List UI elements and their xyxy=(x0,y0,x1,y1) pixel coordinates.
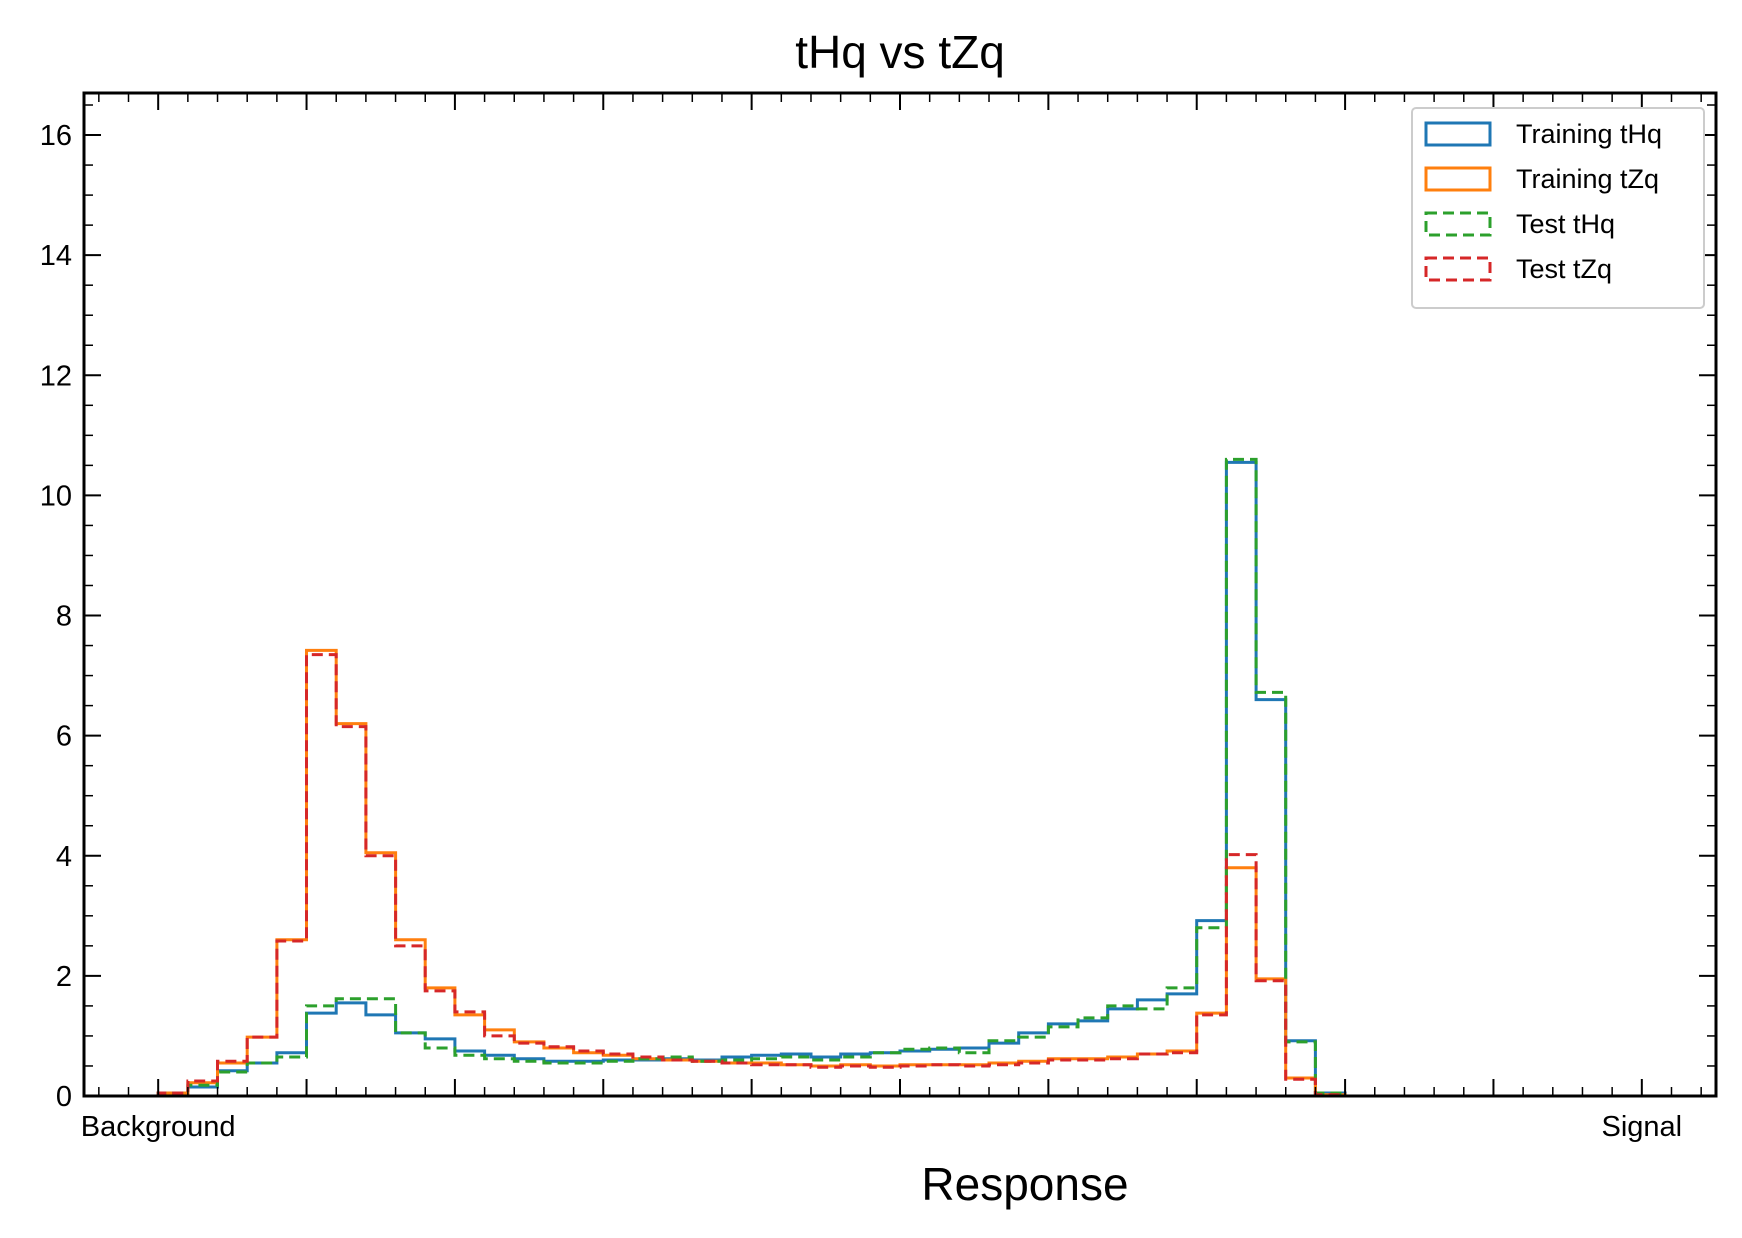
chart-title: tHq vs tZq xyxy=(795,26,1005,78)
y-tick-label: 10 xyxy=(40,480,72,512)
x-tick-label: Background xyxy=(81,1111,236,1143)
y-tick-label: 14 xyxy=(40,240,72,272)
series-line-2 xyxy=(156,457,1642,1098)
legend-swatch-1 xyxy=(1424,166,1492,192)
y-tick-label: 4 xyxy=(56,841,72,873)
x-axis-label: Response xyxy=(921,1158,1128,1210)
y-tick-label: 6 xyxy=(56,721,72,753)
legend: Training tHq Training tZq Test tHq Test tZq xyxy=(1411,107,1705,309)
series-line-3 xyxy=(156,653,1642,1098)
y-tick-label: 12 xyxy=(40,360,72,392)
series-layer xyxy=(156,457,1642,1098)
y-tick-label: 2 xyxy=(56,961,72,993)
legend-label-1: Training tZq xyxy=(1516,164,1659,194)
plot-frame xyxy=(82,91,1718,1098)
legend-swatch-0 xyxy=(1424,121,1492,147)
legend-label-0: Training tHq xyxy=(1516,119,1662,149)
legend-swatch-3 xyxy=(1424,256,1492,282)
legend-label-3: Test tZq xyxy=(1516,254,1612,284)
ticks-layer: 0 2 4 6 8 10 12 14 16 Background Signal xyxy=(40,93,1716,1143)
x-tick-label: Signal xyxy=(1602,1111,1683,1143)
y-tick-label: 8 xyxy=(56,601,72,633)
y-tick-label: 16 xyxy=(40,120,72,152)
y-tick-label: 0 xyxy=(56,1081,72,1113)
legend-label-2: Test tHq xyxy=(1516,209,1615,239)
legend-swatch-2 xyxy=(1424,211,1492,237)
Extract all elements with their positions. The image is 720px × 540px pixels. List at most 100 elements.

════════════════

• _What the task requires_: Copy every line of the entries verbatim, without the pictures.

• _Exercise response_:
List UI elements and their xyxy=(x0,y0,x1,y1) pixel coordinates.
chart-title: tHq vs tZq xyxy=(795,26,1005,78)
y-tick-label: 10 xyxy=(40,480,72,512)
x-tick-label: Background xyxy=(81,1111,236,1143)
y-tick-label: 14 xyxy=(40,240,72,272)
series-line-2 xyxy=(156,457,1642,1098)
legend-swatch-1 xyxy=(1424,166,1492,192)
y-tick-label: 4 xyxy=(56,841,72,873)
x-axis-label: Response xyxy=(921,1158,1128,1210)
y-tick-label: 6 xyxy=(56,721,72,753)
legend: Training tHq Training tZq Test tHq Test tZq xyxy=(1411,107,1705,309)
series-line-3 xyxy=(156,653,1642,1098)
y-tick-label: 12 xyxy=(40,360,72,392)
series-layer xyxy=(156,457,1642,1098)
y-tick-label: 2 xyxy=(56,961,72,993)
legend-label-1: Training tZq xyxy=(1516,164,1659,194)
plot-frame xyxy=(82,91,1718,1098)
legend-swatch-0 xyxy=(1424,121,1492,147)
legend-label-0: Training tHq xyxy=(1516,119,1662,149)
legend-swatch-3 xyxy=(1424,256,1492,282)
legend-label-3: Test tZq xyxy=(1516,254,1612,284)
ticks-layer: 0 2 4 6 8 10 12 14 16 Background Signal xyxy=(40,93,1716,1143)
x-tick-label: Signal xyxy=(1602,1111,1683,1143)
y-tick-label: 8 xyxy=(56,601,72,633)
y-tick-label: 16 xyxy=(40,120,72,152)
y-tick-label: 0 xyxy=(56,1081,72,1113)
legend-label-2: Test tHq xyxy=(1516,209,1615,239)
legend-swatch-2 xyxy=(1424,211,1492,237)
Extract all elements with their positions. The image is 720px × 540px pixels. List at most 100 elements.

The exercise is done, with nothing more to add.